▸ Requirements: Reproduce every entry exactly.

────────────────

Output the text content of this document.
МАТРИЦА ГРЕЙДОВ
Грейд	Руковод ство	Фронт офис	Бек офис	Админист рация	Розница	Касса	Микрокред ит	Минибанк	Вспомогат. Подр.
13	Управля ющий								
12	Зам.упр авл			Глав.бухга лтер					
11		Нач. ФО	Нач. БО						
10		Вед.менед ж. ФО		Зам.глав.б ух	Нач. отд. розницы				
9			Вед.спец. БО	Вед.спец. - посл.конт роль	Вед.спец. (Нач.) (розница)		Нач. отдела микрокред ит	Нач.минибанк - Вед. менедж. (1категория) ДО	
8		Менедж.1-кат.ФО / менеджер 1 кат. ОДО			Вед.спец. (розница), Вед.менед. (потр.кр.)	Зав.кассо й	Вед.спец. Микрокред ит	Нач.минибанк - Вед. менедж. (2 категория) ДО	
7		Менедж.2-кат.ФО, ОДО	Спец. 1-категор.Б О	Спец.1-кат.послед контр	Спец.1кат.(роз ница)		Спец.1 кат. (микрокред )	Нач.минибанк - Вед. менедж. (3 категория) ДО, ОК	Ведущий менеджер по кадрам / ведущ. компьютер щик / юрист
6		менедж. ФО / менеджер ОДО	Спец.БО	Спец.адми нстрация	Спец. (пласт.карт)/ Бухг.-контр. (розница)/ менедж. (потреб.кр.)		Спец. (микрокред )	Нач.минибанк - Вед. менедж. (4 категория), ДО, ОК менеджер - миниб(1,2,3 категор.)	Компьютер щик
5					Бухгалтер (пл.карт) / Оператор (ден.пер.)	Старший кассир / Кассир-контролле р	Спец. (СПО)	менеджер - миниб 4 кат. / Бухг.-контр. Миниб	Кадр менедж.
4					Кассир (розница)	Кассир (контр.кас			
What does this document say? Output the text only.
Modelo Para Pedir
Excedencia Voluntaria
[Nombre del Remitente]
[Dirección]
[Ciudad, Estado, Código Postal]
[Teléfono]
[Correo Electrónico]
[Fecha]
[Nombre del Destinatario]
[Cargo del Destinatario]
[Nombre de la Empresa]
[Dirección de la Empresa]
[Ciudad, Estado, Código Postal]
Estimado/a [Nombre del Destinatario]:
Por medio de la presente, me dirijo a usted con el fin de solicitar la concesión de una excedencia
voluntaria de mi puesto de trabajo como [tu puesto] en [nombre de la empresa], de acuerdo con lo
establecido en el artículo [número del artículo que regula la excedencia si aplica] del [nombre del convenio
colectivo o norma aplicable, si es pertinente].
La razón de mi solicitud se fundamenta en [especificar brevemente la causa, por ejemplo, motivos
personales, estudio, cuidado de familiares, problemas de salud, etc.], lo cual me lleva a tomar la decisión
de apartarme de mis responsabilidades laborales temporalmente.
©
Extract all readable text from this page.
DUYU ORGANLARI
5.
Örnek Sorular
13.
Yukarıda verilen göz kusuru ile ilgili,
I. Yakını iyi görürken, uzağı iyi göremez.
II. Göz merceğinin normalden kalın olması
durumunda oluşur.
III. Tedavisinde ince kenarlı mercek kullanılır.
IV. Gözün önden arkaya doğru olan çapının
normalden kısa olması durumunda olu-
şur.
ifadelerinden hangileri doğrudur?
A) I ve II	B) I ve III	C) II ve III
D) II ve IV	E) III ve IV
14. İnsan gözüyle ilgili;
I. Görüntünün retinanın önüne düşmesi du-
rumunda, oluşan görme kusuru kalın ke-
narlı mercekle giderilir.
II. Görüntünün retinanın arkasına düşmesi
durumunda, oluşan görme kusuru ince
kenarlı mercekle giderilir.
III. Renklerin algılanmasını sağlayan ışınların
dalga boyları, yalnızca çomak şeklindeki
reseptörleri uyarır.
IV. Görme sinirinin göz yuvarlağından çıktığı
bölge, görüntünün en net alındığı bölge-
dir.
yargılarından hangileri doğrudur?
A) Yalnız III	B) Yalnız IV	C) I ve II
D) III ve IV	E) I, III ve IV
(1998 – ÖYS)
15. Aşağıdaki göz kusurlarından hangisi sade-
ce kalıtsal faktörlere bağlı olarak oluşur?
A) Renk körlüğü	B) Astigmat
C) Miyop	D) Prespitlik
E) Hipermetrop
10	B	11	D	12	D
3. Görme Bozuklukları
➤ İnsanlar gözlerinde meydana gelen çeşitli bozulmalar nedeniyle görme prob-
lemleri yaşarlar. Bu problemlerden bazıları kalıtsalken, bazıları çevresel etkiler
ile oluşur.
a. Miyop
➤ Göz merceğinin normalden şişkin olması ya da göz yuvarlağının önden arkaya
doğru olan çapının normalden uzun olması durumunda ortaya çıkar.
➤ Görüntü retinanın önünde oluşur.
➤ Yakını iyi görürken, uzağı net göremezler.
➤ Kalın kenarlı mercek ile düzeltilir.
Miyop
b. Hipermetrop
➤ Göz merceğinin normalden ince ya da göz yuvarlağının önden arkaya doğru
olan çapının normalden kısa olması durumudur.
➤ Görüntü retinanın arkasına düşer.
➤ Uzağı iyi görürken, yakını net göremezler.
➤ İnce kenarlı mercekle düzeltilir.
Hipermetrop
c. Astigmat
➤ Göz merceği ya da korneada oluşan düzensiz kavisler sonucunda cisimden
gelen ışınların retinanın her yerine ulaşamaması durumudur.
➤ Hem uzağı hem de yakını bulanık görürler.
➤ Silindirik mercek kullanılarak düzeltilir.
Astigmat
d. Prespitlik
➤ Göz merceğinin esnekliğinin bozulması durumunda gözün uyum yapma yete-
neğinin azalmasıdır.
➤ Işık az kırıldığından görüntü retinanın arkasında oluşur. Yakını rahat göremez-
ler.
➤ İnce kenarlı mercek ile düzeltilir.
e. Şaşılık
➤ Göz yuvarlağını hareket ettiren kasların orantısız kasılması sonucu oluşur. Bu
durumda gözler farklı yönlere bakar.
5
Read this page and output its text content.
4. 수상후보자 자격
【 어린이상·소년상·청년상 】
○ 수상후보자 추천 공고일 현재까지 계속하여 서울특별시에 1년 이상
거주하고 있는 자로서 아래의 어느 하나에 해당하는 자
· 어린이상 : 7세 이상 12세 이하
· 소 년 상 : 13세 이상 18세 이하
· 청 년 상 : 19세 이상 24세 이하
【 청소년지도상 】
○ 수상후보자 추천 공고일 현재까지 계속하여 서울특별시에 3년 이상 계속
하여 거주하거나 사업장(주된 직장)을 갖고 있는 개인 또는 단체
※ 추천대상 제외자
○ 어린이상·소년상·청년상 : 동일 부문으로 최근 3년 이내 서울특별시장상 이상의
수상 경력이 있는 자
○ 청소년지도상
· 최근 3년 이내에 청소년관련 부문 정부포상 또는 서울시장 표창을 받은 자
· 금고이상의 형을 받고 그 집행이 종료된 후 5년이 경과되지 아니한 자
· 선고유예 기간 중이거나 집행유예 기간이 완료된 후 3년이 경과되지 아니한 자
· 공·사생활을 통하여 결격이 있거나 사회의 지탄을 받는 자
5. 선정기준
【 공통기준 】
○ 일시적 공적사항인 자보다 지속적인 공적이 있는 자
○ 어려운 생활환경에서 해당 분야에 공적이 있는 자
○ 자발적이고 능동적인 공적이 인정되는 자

────────────────

▸ Task output:
Output the text content of this document.
МАТРИЦА ГРЕЙДОВ
Грейд	Руковод ство	Фронт офис	Бек офис	Админист рация	Розница	Касса	Микрокред ит	Минибанк	Вспомогат. Подр.
13	Управля ющий								
12	Зам.упр авл			Глав.бухга лтер					
11		Нач. ФО	Нач. БО						
10		Вед.менед ж. ФО		Зам.глав.б ух	Нач. отд. розницы				
9			Вед.спец. БО	Вед.спец. - посл.конт роль	Вед.спец. (Нач.) (розница)		Нач. отдела микрокред ит	Нач.минибанк - Вед. менедж. (1категория) ДО	
8		Менедж.1-кат.ФО / менеджер 1 кат. ОДО			Вед.спец. (розница), Вед.менед. (потр.кр.)	Зав.кассо й	Вед.спец. Микрокред ит	Нач.минибанк - Вед. менедж. (2 категория) ДО	
7		Менедж.2-кат.ФО, ОДО	Спец. 1-категор.Б О	Спец.1-кат.послед контр	Спец.1кат.(роз ница)		Спец.1 кат. (микрокред )	Нач.минибанк - Вед. менедж. (3 категория) ДО, ОК	Ведущий менеджер по кадрам / ведущ. компьютер щик / юрист
6		менедж. ФО / менеджер ОДО	Спец.БО	Спец.адми нстрация	Спец. (пласт.карт)/ Бухг.-контр. (розница)/ менедж. (потреб.кр.)		Спец. (микрокред )	Нач.минибанк - Вед. менедж. (4 категория), ДО, ОК менеджер - миниб(1,2,3 категор.)	Компьютер щик
5					Бухгалтер (пл.карт) / Оператор (ден.пер.)	Старший кассир / Кассир-контролле р	Спец. (СПО)	менеджер - миниб 4 кат. / Бухг.-контр. Миниб	Кадр менедж.
4					Кассир (розница)	Кассир (контр.кас			
What does this document say? Output the text only.
Modelo Para Pedir
Excedencia Voluntaria
[Nombre del Remitente]
[Dirección]
[Ciudad, Estado, Código Postal]
[Teléfono]
[Correo Electrónico]
[Fecha]
[Nombre del Destinatario]
[Cargo del Destinatario]
[Nombre de la Empresa]
[Dirección de la Empresa]
[Ciudad, Estado, Código Postal]
Estimado/a [Nombre del Destinatario]:
Por medio de la presente, me dirijo a usted con el fin de solicitar la concesión de una excedencia
voluntaria de mi puesto de trabajo como [tu puesto] en [nombre de la empresa], de acuerdo con lo
establecido en el artículo [número del artículo que regula la excedencia si aplica] del [nombre del convenio
colectivo o norma aplicable, si es pertinente].
La razón de mi solicitud se fundamenta en [especificar brevemente la causa, por ejemplo, motivos
personales, estudio, cuidado de familiares, problemas de salud, etc.], lo cual me lleva a tomar la decisión
de apartarme de mis responsabilidades laborales temporalmente.
©
Extract all readable text from this page.
DUYU ORGANLARI
5.
Örnek Sorular
13.
Yukarıda verilen göz kusuru ile ilgili,
I. Yakını iyi görürken, uzağı iyi göremez.
II. Göz merceğinin normalden kalın olması
durumunda oluşur.
III. Tedavisinde ince kenarlı mercek kullanılır.
IV. Gözün önden arkaya doğru olan çapının
normalden kısa olması durumunda olu-
şur.
ifadelerinden hangileri doğrudur?
A) I ve II	B) I ve III	C) II ve III
D) II ve IV	E) III ve IV
14. İnsan gözüyle ilgili;
I. Görüntünün retinanın önüne düşmesi du-
rumunda, oluşan görme kusuru kalın ke-
narlı mercekle giderilir.
II. Görüntünün retinanın arkasına düşmesi
durumunda, oluşan görme kusuru ince
kenarlı mercekle giderilir.
III. Renklerin algılanmasını sağlayan ışınların
dalga boyları, yalnızca çomak şeklindeki
reseptörleri uyarır.
IV. Görme sinirinin göz yuvarlağından çıktığı
bölge, görüntünün en net alındığı bölge-
dir.
yargılarından hangileri doğrudur?
A) Yalnız III	B) Yalnız IV	C) I ve II
D) III ve IV	E) I, III ve IV
(1998 – ÖYS)
15. Aşağıdaki göz kusurlarından hangisi sade-
ce kalıtsal faktörlere bağlı olarak oluşur?
A) Renk körlüğü	B) Astigmat
C) Miyop	D) Prespitlik
E) Hipermetrop
10	B	11	D	12	D
3. Görme Bozuklukları
➤ İnsanlar gözlerinde meydana gelen çeşitli bozulmalar nedeniyle görme prob-
lemleri yaşarlar. Bu problemlerden bazıları kalıtsalken, bazıları çevresel etkiler
ile oluşur.
a. Miyop
➤ Göz merceğinin normalden şişkin olması ya da göz yuvarlağının önden arkaya
doğru olan çapının normalden uzun olması durumunda ortaya çıkar.
➤ Görüntü retinanın önünde oluşur.
➤ Yakını iyi görürken, uzağı net göremezler.
➤ Kalın kenarlı mercek ile düzeltilir.
Miyop
b. Hipermetrop
➤ Göz merceğinin normalden ince ya da göz yuvarlağının önden arkaya doğru
olan çapının normalden kısa olması durumudur.
➤ Görüntü retinanın arkasına düşer.
➤ Uzağı iyi görürken, yakını net göremezler.
➤ İnce kenarlı mercekle düzeltilir.
Hipermetrop
c. Astigmat
➤ Göz merceği ya da korneada oluşan düzensiz kavisler sonucunda cisimden
gelen ışınların retinanın her yerine ulaşamaması durumudur.
➤ Hem uzağı hem de yakını bulanık görürler.
➤ Silindirik mercek kullanılarak düzeltilir.
Astigmat
d. Prespitlik
➤ Göz merceğinin esnekliğinin bozulması durumunda gözün uyum yapma yete-
neğinin azalmasıdır.
➤ Işık az kırıldığından görüntü retinanın arkasında oluşur. Yakını rahat göremez-
ler.
➤ İnce kenarlı mercek ile düzeltilir.
e. Şaşılık
➤ Göz yuvarlağını hareket ettiren kasların orantısız kasılması sonucu oluşur. Bu
durumda gözler farklı yönlere bakar.
5
Read this page and output its text content.
4. 수상후보자 자격
【 어린이상·소년상·청년상 】
○ 수상후보자 추천 공고일 현재까지 계속하여 서울특별시에 1년 이상
거주하고 있는 자로서 아래의 어느 하나에 해당하는 자
· 어린이상 : 7세 이상 12세 이하
· 소 년 상 : 13세 이상 18세 이하
· 청 년 상 : 19세 이상 24세 이하
【 청소년지도상 】
○ 수상후보자 추천 공고일 현재까지 계속하여 서울특별시에 3년 이상 계속
하여 거주하거나 사업장(주된 직장)을 갖고 있는 개인 또는 단체
※ 추천대상 제외자
○ 어린이상·소년상·청년상 : 동일 부문으로 최근 3년 이내 서울특별시장상 이상의
수상 경력이 있는 자
○ 청소년지도상
· 최근 3년 이내에 청소년관련 부문 정부포상 또는 서울시장 표창을 받은 자
· 금고이상의 형을 받고 그 집행이 종료된 후 5년이 경과되지 아니한 자
· 선고유예 기간 중이거나 집행유예 기간이 완료된 후 3년이 경과되지 아니한 자
· 공·사생활을 통하여 결격이 있거나 사회의 지탄을 받는 자
5. 선정기준
【 공통기준 】
○ 일시적 공적사항인 자보다 지속적인 공적이 있는 자
○ 어려운 생활환경에서 해당 분야에 공적이 있는 자
○ 자발적이고 능동적인 공적이 인정되는 자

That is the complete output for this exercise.